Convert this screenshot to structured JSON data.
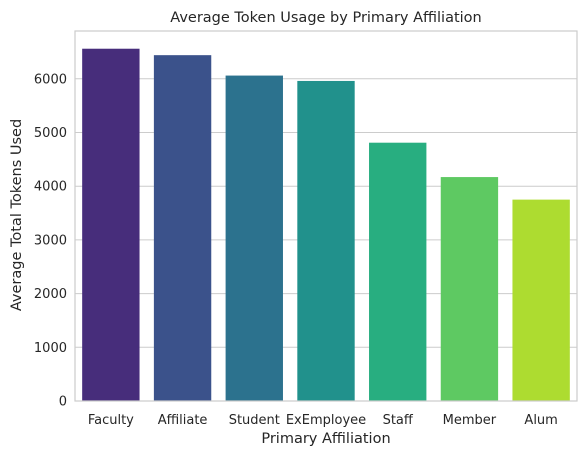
{
  "chart_data": {
    "type": "bar",
    "title": "Average Token Usage by Primary Affiliation",
    "xlabel": "Primary Affiliation",
    "ylabel": "Average Total Tokens Used",
    "categories": [
      "Faculty",
      "Affiliate",
      "Student",
      "ExEmployee",
      "Staff",
      "Member",
      "Alum"
    ],
    "values": [
      6560,
      6440,
      6060,
      5960,
      4810,
      4170,
      3750
    ],
    "colors": [
      "#472d7b",
      "#3b528b",
      "#2c728e",
      "#21918c",
      "#28ae80",
      "#5ec962",
      "#addc30"
    ],
    "ylim": [
      0,
      6890
    ],
    "yticks": [
      0,
      1000,
      2000,
      3000,
      4000,
      5000,
      6000
    ],
    "grid": "horizontal"
  }
}
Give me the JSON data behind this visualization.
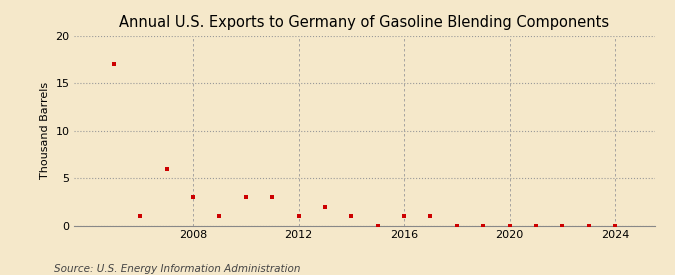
{
  "title": "Annual U.S. Exports to Germany of Gasoline Blending Components",
  "ylabel": "Thousand Barrels",
  "source": "Source: U.S. Energy Information Administration",
  "background_color": "#f5e8ca",
  "marker_color": "#cc0000",
  "years": [
    2005,
    2006,
    2007,
    2008,
    2009,
    2010,
    2011,
    2012,
    2013,
    2014,
    2015,
    2016,
    2017,
    2018,
    2019,
    2020,
    2021,
    2022,
    2023,
    2024
  ],
  "values": [
    17,
    1,
    6,
    3,
    1,
    3,
    3,
    1,
    2,
    1,
    0,
    1,
    1,
    0,
    0,
    0,
    0,
    0,
    0,
    0
  ],
  "ylim": [
    0,
    20
  ],
  "yticks": [
    0,
    5,
    10,
    15,
    20
  ],
  "xticks": [
    2008,
    2012,
    2016,
    2020,
    2024
  ],
  "xlim": [
    2003.5,
    2025.5
  ],
  "grid_color": "#999999",
  "title_fontsize": 10.5,
  "label_fontsize": 8,
  "tick_fontsize": 8,
  "source_fontsize": 7.5
}
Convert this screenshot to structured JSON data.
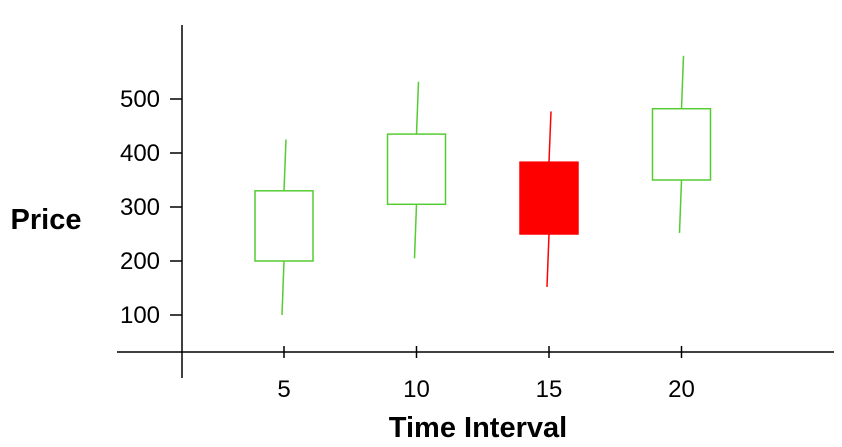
{
  "chart_data": {
    "type": "candlestick",
    "title": "",
    "xlabel": "Time Interval",
    "ylabel": "Price",
    "x_ticks": [
      5,
      10,
      15,
      20
    ],
    "y_ticks": [
      100,
      200,
      300,
      400,
      500
    ],
    "candles": [
      {
        "x": 5,
        "open": 200,
        "close": 330,
        "high": 425,
        "low": 100,
        "direction": "up"
      },
      {
        "x": 10,
        "open": 305,
        "close": 435,
        "high": 532,
        "low": 205,
        "direction": "up"
      },
      {
        "x": 15,
        "open": 383,
        "close": 250,
        "high": 477,
        "low": 152,
        "direction": "down"
      },
      {
        "x": 20,
        "open": 350,
        "close": 482,
        "high": 580,
        "low": 252,
        "direction": "up"
      }
    ],
    "colors": {
      "up": "#55cc33",
      "down": "#ff0000",
      "axis": "#000000"
    },
    "grid": false,
    "legend": "none"
  }
}
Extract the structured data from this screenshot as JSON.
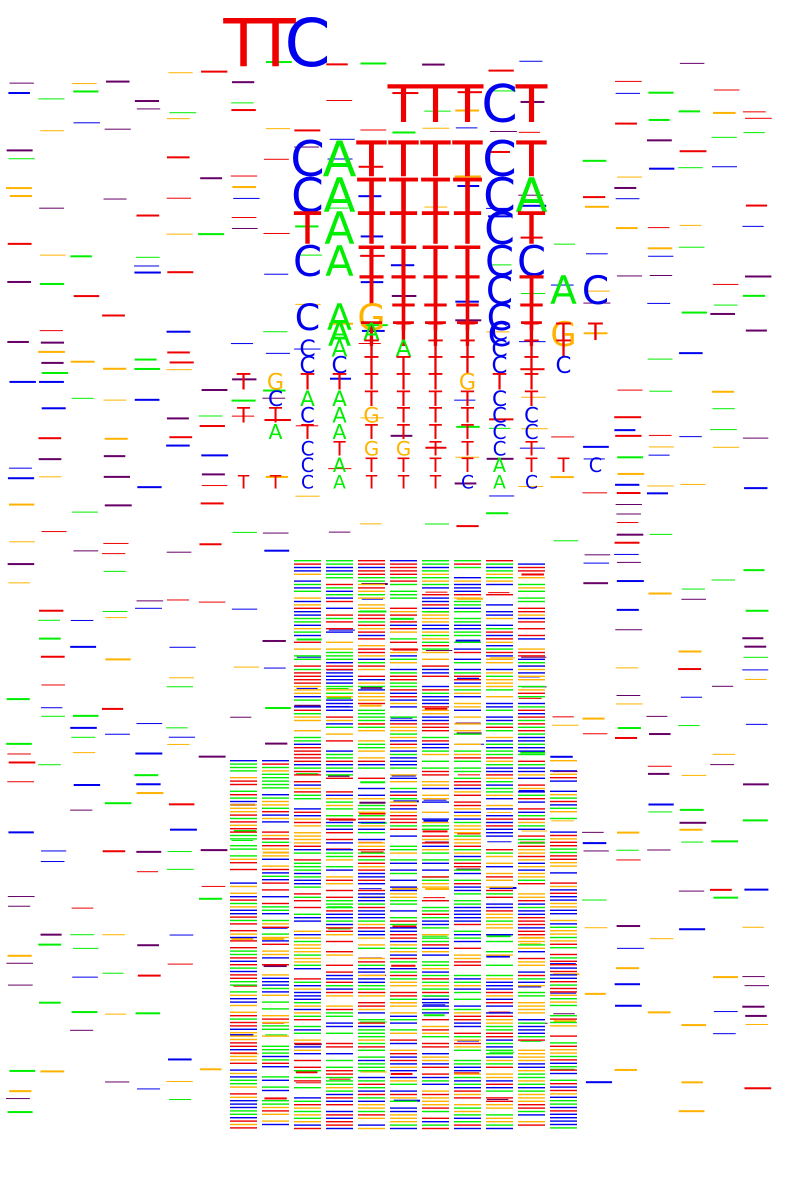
☆ ☆ ☆ ☆ ☆
» BRIEF
Pictures in the records should not appear in your copy, but everything else must be transcribed exactly.

» RESPONSE FOR THIS EXERCISE
Convert this screenshot to structured JSON data.
{
  "chart_data": {
    "type": "bar",
    "title": "Average Token Usage by Primary Affiliation",
    "xlabel": "Primary Affiliation",
    "ylabel": "Average Total Tokens Used",
    "categories": [
      "Faculty",
      "Affiliate",
      "Student",
      "ExEmployee",
      "Staff",
      "Member",
      "Alum"
    ],
    "values": [
      6560,
      6440,
      6060,
      5960,
      4810,
      4170,
      3750
    ],
    "colors": [
      "#472d7b",
      "#3b528b",
      "#2c728e",
      "#21918c",
      "#28ae80",
      "#5ec962",
      "#addc30"
    ],
    "ylim": [
      0,
      6890
    ],
    "yticks": [
      0,
      1000,
      2000,
      3000,
      4000,
      5000,
      6000
    ],
    "grid": "horizontal"
  }
}
Give me the JSON data behind this visualization.
{
  "title": "Annual U.S. Exports to Germany of Gasoline Blending Components",
  "ylabel": "Thousand Barrels",
  "source": "Source: U.S. Energy Information Administration",
  "background_color": "#f5e8ca",
  "marker_color": "#cc0000",
  "years": [
    2005,
    2006,
    2007,
    2008,
    2009,
    2010,
    2011,
    2012,
    2013,
    2014,
    2015,
    2016,
    2017,
    2018,
    2019,
    2020,
    2021,
    2022,
    2023,
    2024
  ],
  "values": [
    17,
    1,
    6,
    3,
    1,
    3,
    3,
    1,
    2,
    1,
    0,
    1,
    1,
    0,
    0,
    0,
    0,
    0,
    0,
    0
  ],
  "ylim": [
    0,
    20
  ],
  "yticks": [
    0,
    5,
    10,
    15,
    20
  ],
  "xticks": [
    2008,
    2012,
    2016,
    2020,
    2024
  ],
  "xlim": [
    2003.5,
    2025.5
  ],
  "grid_color": "#999999",
  "title_fontsize": 10.5,
  "label_fontsize": 8,
  "tick_fontsize": 8,
  "source_fontsize": 7.5
}
Convert this screenshot to structured JSON data.
{
  "chart_data": {
    "type": "candlestick",
    "title": "",
    "xlabel": "Time Interval",
    "ylabel": "Price",
    "x_ticks": [
      5,
      10,
      15,
      20
    ],
    "y_ticks": [
      100,
      200,
      300,
      400,
      500
    ],
    "candles": [
      {
        "x": 5,
        "open": 200,
        "close": 330,
        "high": 425,
        "low": 100,
        "direction": "up"
      },
      {
        "x": 10,
        "open": 305,
        "close": 435,
        "high": 532,
        "low": 205,
        "direction": "up"
      },
      {
        "x": 15,
        "open": 383,
        "close": 250,
        "high": 477,
        "low": 152,
        "direction": "down"
      },
      {
        "x": 20,
        "open": 350,
        "close": 482,
        "high": 580,
        "low": 252,
        "direction": "up"
      }
    ],
    "colors": {
      "up": "#55cc33",
      "down": "#ff0000",
      "axis": "#000000"
    },
    "grid": false,
    "legend": "none"
  }
}
Extract the structured data from this screenshot as JSON.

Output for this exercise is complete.